▸ Task requirements
Beginning with the first line, return the material verbatim and without pictures.

(Beginning of Recorded data)

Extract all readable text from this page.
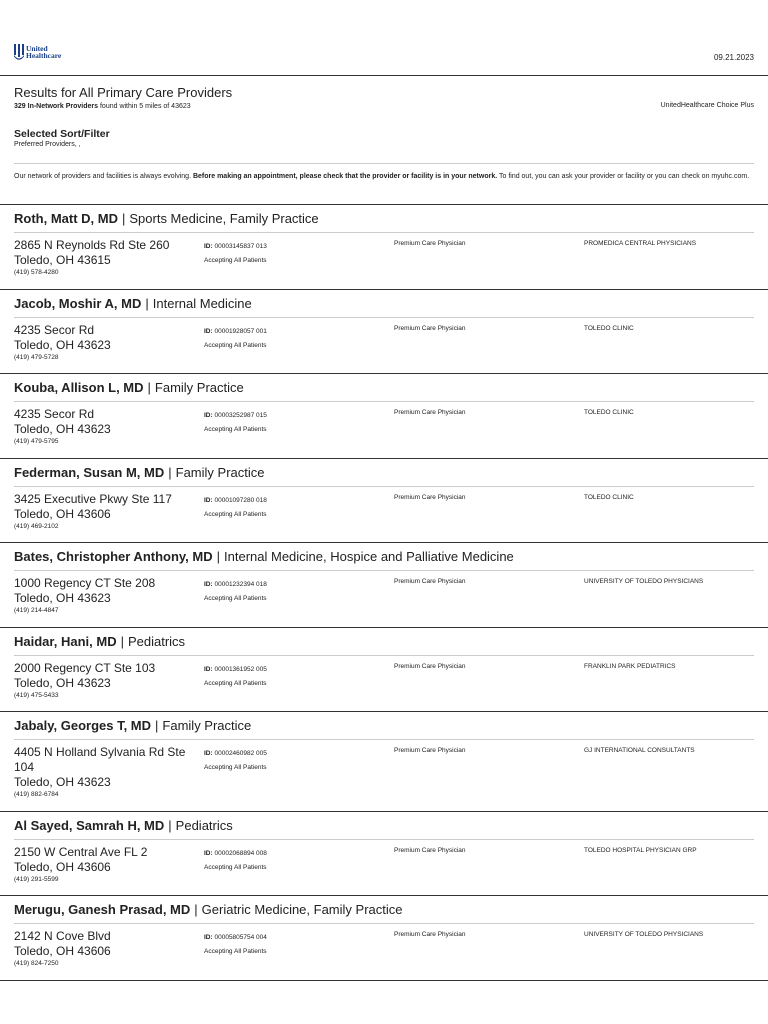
United
Healthcare	09.21.2023
Results for All Primary Care Providers
329 In-Network Providers found within 5 miles of 43623	UnitedHealthcare Choice Plus
Selected Sort/Filter
Preferred Providers, ,
Our network of providers and facilities is always evolving. Before making an appointment, please check that the provider or facility is in your network. To find out, you can ask your provider or facility or you can check on myuhc.com.
Roth, Matt D, MD | Sports Medicine, Family Practice
2865 N Reynolds Rd Ste 260
Toledo, OH 43615
(419) 578-4280
ID: 00003145837 013
Accepting All Patients
Premium Care Physician	PROMEDICA CENTRAL PHYSICIANS
Jacob, Moshir A, MD | Internal Medicine
4235 Secor Rd
Toledo, OH 43623
(419) 479-5728
ID: 00001928057 001
Accepting All Patients
Premium Care Physician	TOLEDO CLINIC
Kouba, Allison L, MD | Family Practice
4235 Secor Rd
Toledo, OH 43623
(419) 479-5795
ID: 00003252987 015
Accepting All Patients
Premium Care Physician	TOLEDO CLINIC
Federman, Susan M, MD | Family Practice
3425 Executive Pkwy Ste 117
Toledo, OH 43606
(419) 469-2102
ID: 00001097280 018
Accepting All Patients
Premium Care Physician	TOLEDO CLINIC
Bates, Christopher Anthony, MD | Internal Medicine, Hospice and Palliative Medicine
1000 Regency CT Ste 208
Toledo, OH 43623
(419) 214-4847
ID: 00001232394 018
Accepting All Patients
Premium Care Physician	UNIVERSITY OF TOLEDO PHYSICIANS
Haidar, Hani, MD | Pediatrics
2000 Regency CT Ste 103
Toledo, OH 43623
(419) 475-5433
ID: 00001361952 005
Accepting All Patients
Premium Care Physician	FRANKLIN PARK PEDIATRICS
Jabaly, Georges T, MD | Family Practice
4405 N Holland Sylvania Rd Ste 104
Toledo, OH 43623
(419) 882-6784
ID: 00002460982 005
Accepting All Patients
Premium Care Physician	GJ INTERNATIONAL CONSULTANTS
Al Sayed, Samrah H, MD | Pediatrics
2150 W Central Ave FL 2
Toledo, OH 43606
(419) 291-5599
ID: 00002068894 008
Accepting All Patients
Premium Care Physician	TOLEDO HOSPITAL PHYSICIAN GRP
Merugu, Ganesh Prasad, MD | Geriatric Medicine, Family Practice
2142 N Cove Blvd
Toledo, OH 43606
(419) 824-7250
ID: 00005805754 004
Accepting All Patients
Premium Care Physician	UNIVERSITY OF TOLEDO PHYSICIANS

(End of Recorded data)

▸ Output for this task
Extract all readable text from this page.
United
Healthcare	09.21.2023
Results for All Primary Care Providers
329 In-Network Providers found within 5 miles of 43623	UnitedHealthcare Choice Plus
Selected Sort/Filter
Preferred Providers, ,
Our network of providers and facilities is always evolving. Before making an appointment, please check that the provider or facility is in your network. To find out, you can ask your provider or facility or you can check on myuhc.com.
Roth, Matt D, MD | Sports Medicine, Family Practice
2865 N Reynolds Rd Ste 260
Toledo, OH 43615
(419) 578-4280
ID: 00003145837 013
Accepting All Patients
Premium Care Physician	PROMEDICA CENTRAL PHYSICIANS
Jacob, Moshir A, MD | Internal Medicine
4235 Secor Rd
Toledo, OH 43623
(419) 479-5728
ID: 00001928057 001
Accepting All Patients
Premium Care Physician	TOLEDO CLINIC
Kouba, Allison L, MD | Family Practice
4235 Secor Rd
Toledo, OH 43623
(419) 479-5795
ID: 00003252987 015
Accepting All Patients
Premium Care Physician	TOLEDO CLINIC
Federman, Susan M, MD | Family Practice
3425 Executive Pkwy Ste 117
Toledo, OH 43606
(419) 469-2102
ID: 00001097280 018
Accepting All Patients
Premium Care Physician	TOLEDO CLINIC
Bates, Christopher Anthony, MD | Internal Medicine, Hospice and Palliative Medicine
1000 Regency CT Ste 208
Toledo, OH 43623
(419) 214-4847
ID: 00001232394 018
Accepting All Patients
Premium Care Physician	UNIVERSITY OF TOLEDO PHYSICIANS
Haidar, Hani, MD | Pediatrics
2000 Regency CT Ste 103
Toledo, OH 43623
(419) 475-5433
ID: 00001361952 005
Accepting All Patients
Premium Care Physician	FRANKLIN PARK PEDIATRICS
Jabaly, Georges T, MD | Family Practice
4405 N Holland Sylvania Rd Ste 104
Toledo, OH 43623
(419) 882-6784
ID: 00002460982 005
Accepting All Patients
Premium Care Physician	GJ INTERNATIONAL CONSULTANTS
Al Sayed, Samrah H, MD | Pediatrics
2150 W Central Ave FL 2
Toledo, OH 43606
(419) 291-5599
ID: 00002068894 008
Accepting All Patients
Premium Care Physician	TOLEDO HOSPITAL PHYSICIAN GRP
Merugu, Ganesh Prasad, MD | Geriatric Medicine, Family Practice
2142 N Cove Blvd
Toledo, OH 43606
(419) 824-7250
ID: 00005805754 004
Accepting All Patients
Premium Care Physician	UNIVERSITY OF TOLEDO PHYSICIANS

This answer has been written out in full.